* _Set exercise_: Below are the entries; state how many of their lines contain the string "screenshot", and nothing more.

* _Data shown_:
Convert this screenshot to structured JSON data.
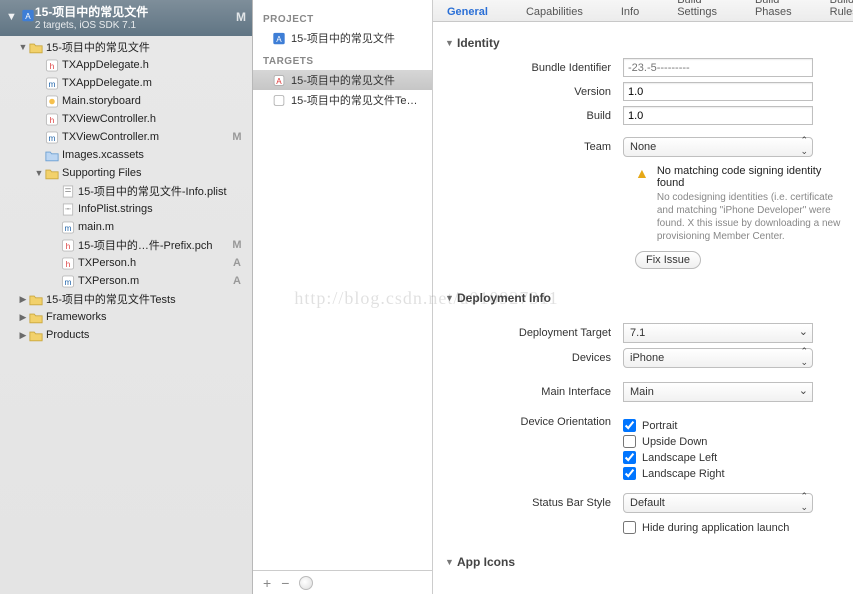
{
  "project": {
    "title": "15-项目中的常见文件",
    "subtitle": "2 targets, iOS SDK 7.1",
    "m": "M"
  },
  "tree": [
    {
      "d": 0,
      "tw": "▼",
      "ico": "folder",
      "lbl": "15-项目中的常见文件",
      "b": ""
    },
    {
      "d": 1,
      "tw": "",
      "ico": "h",
      "lbl": "TXAppDelegate.h",
      "b": ""
    },
    {
      "d": 1,
      "tw": "",
      "ico": "m",
      "lbl": "TXAppDelegate.m",
      "b": ""
    },
    {
      "d": 1,
      "tw": "",
      "ico": "sb",
      "lbl": "Main.storyboard",
      "b": ""
    },
    {
      "d": 1,
      "tw": "",
      "ico": "h",
      "lbl": "TXViewController.h",
      "b": ""
    },
    {
      "d": 1,
      "tw": "",
      "ico": "m",
      "lbl": "TXViewController.m",
      "b": "M"
    },
    {
      "d": 1,
      "tw": "",
      "ico": "xa",
      "lbl": "Images.xcassets",
      "b": ""
    },
    {
      "d": 1,
      "tw": "▼",
      "ico": "folder",
      "lbl": "Supporting Files",
      "b": ""
    },
    {
      "d": 2,
      "tw": "",
      "ico": "plist",
      "lbl": "15-项目中的常见文件-Info.plist",
      "b": ""
    },
    {
      "d": 2,
      "tw": "",
      "ico": "str",
      "lbl": "InfoPlist.strings",
      "b": ""
    },
    {
      "d": 2,
      "tw": "",
      "ico": "m",
      "lbl": "main.m",
      "b": ""
    },
    {
      "d": 2,
      "tw": "",
      "ico": "h",
      "lbl": "15-项目中的…件-Prefix.pch",
      "b": "M"
    },
    {
      "d": 2,
      "tw": "",
      "ico": "h",
      "lbl": "TXPerson.h",
      "b": "A"
    },
    {
      "d": 2,
      "tw": "",
      "ico": "m",
      "lbl": "TXPerson.m",
      "b": "A"
    },
    {
      "d": 0,
      "tw": "▶",
      "ico": "folder",
      "lbl": "15-项目中的常见文件Tests",
      "b": ""
    },
    {
      "d": 0,
      "tw": "▶",
      "ico": "folder",
      "lbl": "Frameworks",
      "b": ""
    },
    {
      "d": 0,
      "tw": "▶",
      "ico": "folder",
      "lbl": "Products",
      "b": ""
    }
  ],
  "tabs": [
    "General",
    "Capabilities",
    "Info",
    "Build Settings",
    "Build Phases",
    "Build Rules"
  ],
  "activeTab": "General",
  "mid": {
    "project_h": "PROJECT",
    "project_item": "15-项目中的常见文件",
    "targets_h": "TARGETS",
    "targets": [
      "15-项目中的常见文件",
      "15-项目中的常见文件Te…"
    ],
    "plus": "+",
    "minus": "−"
  },
  "identity": {
    "head": "Identity",
    "bundle_lbl": "Bundle Identifier",
    "bundle_ph": "-23.-5---------",
    "version_lbl": "Version",
    "version": "1.0",
    "build_lbl": "Build",
    "build": "1.0",
    "team_lbl": "Team",
    "team": "None",
    "warn_t": "No matching code signing identity found",
    "warn_s": "No codesigning identities (i.e. certificate and matching \"iPhone Developer\" were found.  X this issue by downloading a new provisioning Member Center.",
    "fix": "Fix Issue"
  },
  "deploy": {
    "head": "Deployment Info",
    "target_lbl": "Deployment Target",
    "target": "7.1",
    "devices_lbl": "Devices",
    "devices": "iPhone",
    "main_lbl": "Main Interface",
    "main": "Main",
    "orient_lbl": "Device Orientation",
    "o1": "Portrait",
    "o2": "Upside Down",
    "o3": "Landscape Left",
    "o4": "Landscape Right",
    "sbs_lbl": "Status Bar Style",
    "sbs": "Default",
    "hide": "Hide during application launch"
  },
  "appicons": {
    "head": "App Icons"
  },
  "watermark": "http://blog.csdn.net/u010927311"
}
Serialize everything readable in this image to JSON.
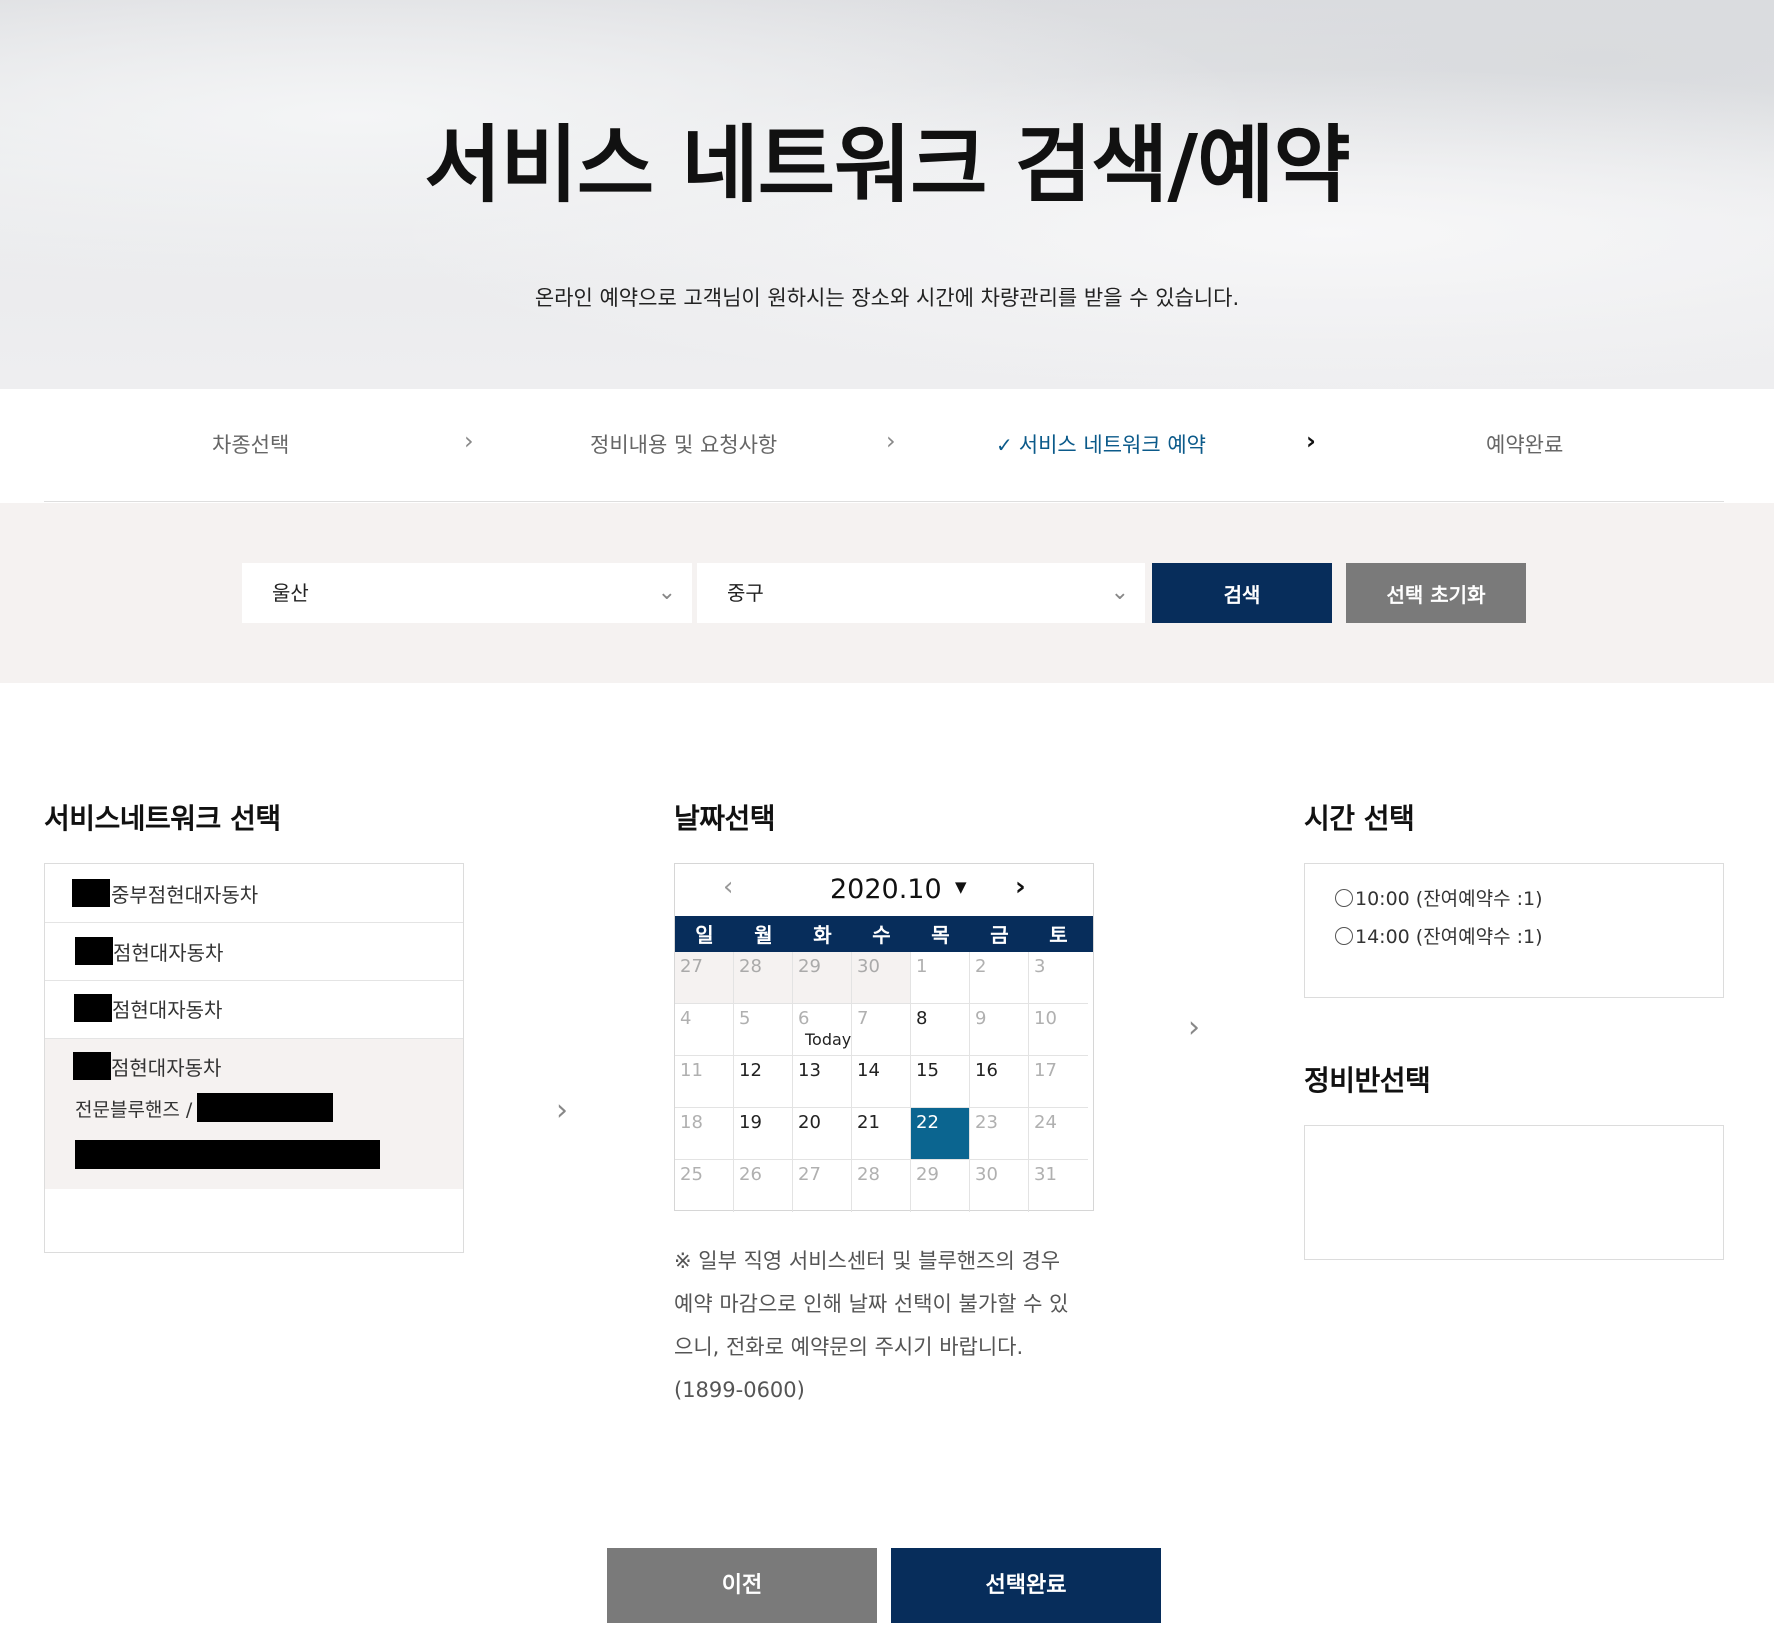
{
  "hero": {
    "title": "서비스 네트워크 검색/예약",
    "subtitle": "온라인 예약으로 고객님이 원하시는 장소와 시간에 차량관리를 받을 수 있습니다."
  },
  "steps": [
    {
      "label": "차종선택",
      "active": false
    },
    {
      "label": "정비내용 및 요청사항",
      "active": false
    },
    {
      "label": "서비스 네트워크 예약",
      "active": true
    },
    {
      "label": "예약완료",
      "active": false
    }
  ],
  "search": {
    "region1": "울산",
    "region2": "중구",
    "search_label": "검색",
    "reset_label": "선택 초기화"
  },
  "network": {
    "title": "서비스네트워크 선택",
    "items": [
      {
        "name": "중부점현대자동차"
      },
      {
        "name": "점현대자동차"
      },
      {
        "name": "점현대자동차"
      },
      {
        "name": "점현대자동차",
        "type": "전문블루핸즈 /"
      }
    ]
  },
  "calendar": {
    "title": "날짜선택",
    "month_label": "2020.10",
    "weekdays": [
      "일",
      "월",
      "화",
      "수",
      "목",
      "금",
      "토"
    ],
    "today_label": "Today",
    "weeks": [
      [
        "27",
        "28",
        "29",
        "30",
        "1",
        "2",
        "3"
      ],
      [
        "4",
        "5",
        "6",
        "7",
        "8",
        "9",
        "10"
      ],
      [
        "11",
        "12",
        "13",
        "14",
        "15",
        "16",
        "17"
      ],
      [
        "18",
        "19",
        "20",
        "21",
        "22",
        "23",
        "24"
      ],
      [
        "25",
        "26",
        "27",
        "28",
        "29",
        "30",
        "31"
      ]
    ],
    "today_day": "6",
    "selected_day": "22"
  },
  "notice": {
    "line1": "※ 일부 직영 서비스센터 및 블루핸즈의 경우",
    "line2": "예약 마감으로 인해 날짜 선택이 불가할 수 있",
    "line3": "으니, 전화로 예약문의 주시기 바랍니다.",
    "line4": "(1899-0600)"
  },
  "time": {
    "title": "시간 선택",
    "options": [
      {
        "label": "10:00 (잔여예약수 :1)"
      },
      {
        "label": "14:00 (잔여예약수 :1)"
      }
    ]
  },
  "bay": {
    "title": "정비반선택"
  },
  "footer": {
    "prev_label": "이전",
    "done_label": "선택완료"
  },
  "colors": {
    "navy": "#072d5b",
    "selected_blue": "#0b6590",
    "gray_button": "#7a7a7a",
    "active_step": "#0b5a8a"
  }
}
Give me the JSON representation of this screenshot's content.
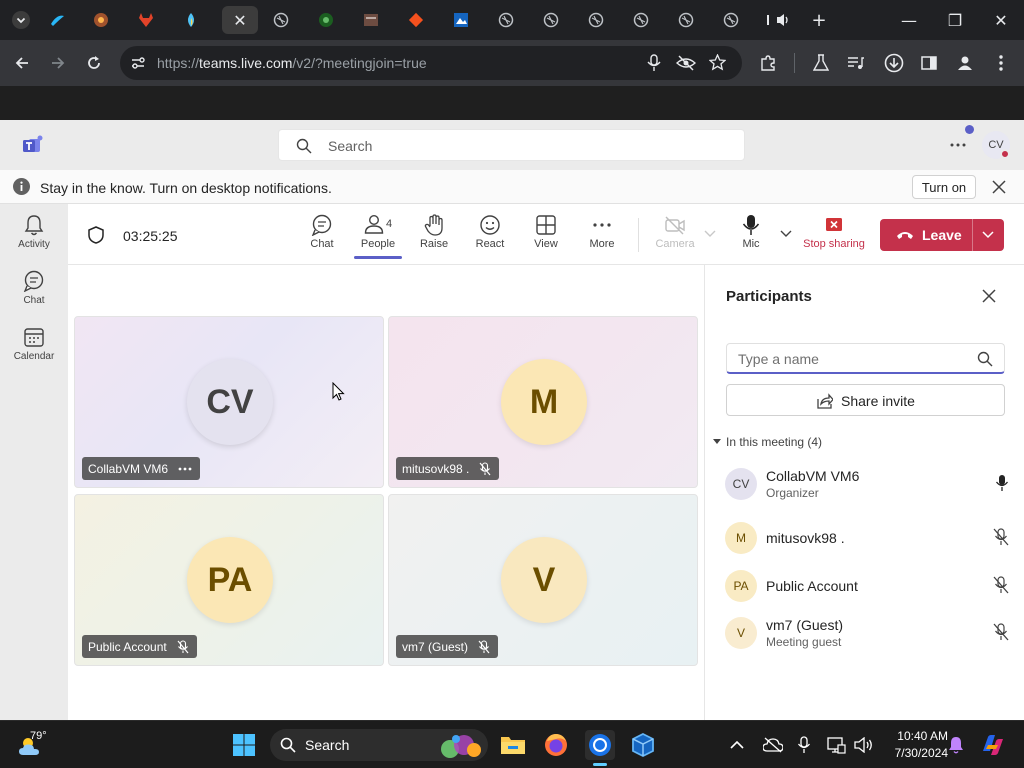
{
  "browser": {
    "url_scheme": "https://",
    "url_host": "teams.live.com",
    "url_path": "/v2/?meetingjoin=true",
    "tab_count_visible": 16
  },
  "teams": {
    "search_placeholder": "Search",
    "user_initials": "CV",
    "notification_text": "Stay in the know. Turn on desktop notifications.",
    "notification_button": "Turn on",
    "rail": [
      {
        "label": "Activity",
        "icon": "bell-icon"
      },
      {
        "label": "Chat",
        "icon": "chat-icon"
      },
      {
        "label": "Calendar",
        "icon": "calendar-icon"
      }
    ],
    "timer": "03:25:25",
    "toolbar": {
      "chat": "Chat",
      "people": "People",
      "people_count": "4",
      "raise": "Raise",
      "react": "React",
      "view": "View",
      "more": "More",
      "camera": "Camera",
      "mic": "Mic",
      "stop_sharing": "Stop sharing",
      "leave": "Leave"
    },
    "tiles": [
      {
        "initials": "CV",
        "name": "CollabVM VM6",
        "muted": false,
        "has_more": true
      },
      {
        "initials": "M",
        "name": "mitusovk98 .",
        "muted": true
      },
      {
        "initials": "PA",
        "name": "Public Account",
        "muted": true
      },
      {
        "initials": "V",
        "name": "vm7 (Guest)",
        "muted": true
      }
    ],
    "participants": {
      "title": "Participants",
      "search_placeholder": "Type a name",
      "share_invite": "Share invite",
      "section": "In this meeting (4)",
      "people": [
        {
          "initials": "CV",
          "name": "CollabVM VM6",
          "role": "Organizer",
          "muted": false
        },
        {
          "initials": "M",
          "name": "mitusovk98 .",
          "role": "",
          "muted": true
        },
        {
          "initials": "PA",
          "name": "Public Account",
          "role": "",
          "muted": true
        },
        {
          "initials": "V",
          "name": "vm7 (Guest)",
          "role": "Meeting guest",
          "muted": true
        }
      ]
    }
  },
  "taskbar": {
    "weather_temp": "79°",
    "search_label": "Search",
    "time": "10:40 AM",
    "date": "7/30/2024"
  },
  "colors": {
    "leave_red": "#c4314b",
    "teams_purple": "#5b5fc7",
    "stop_share_red": "#d13438"
  }
}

* _Complete answer_: 2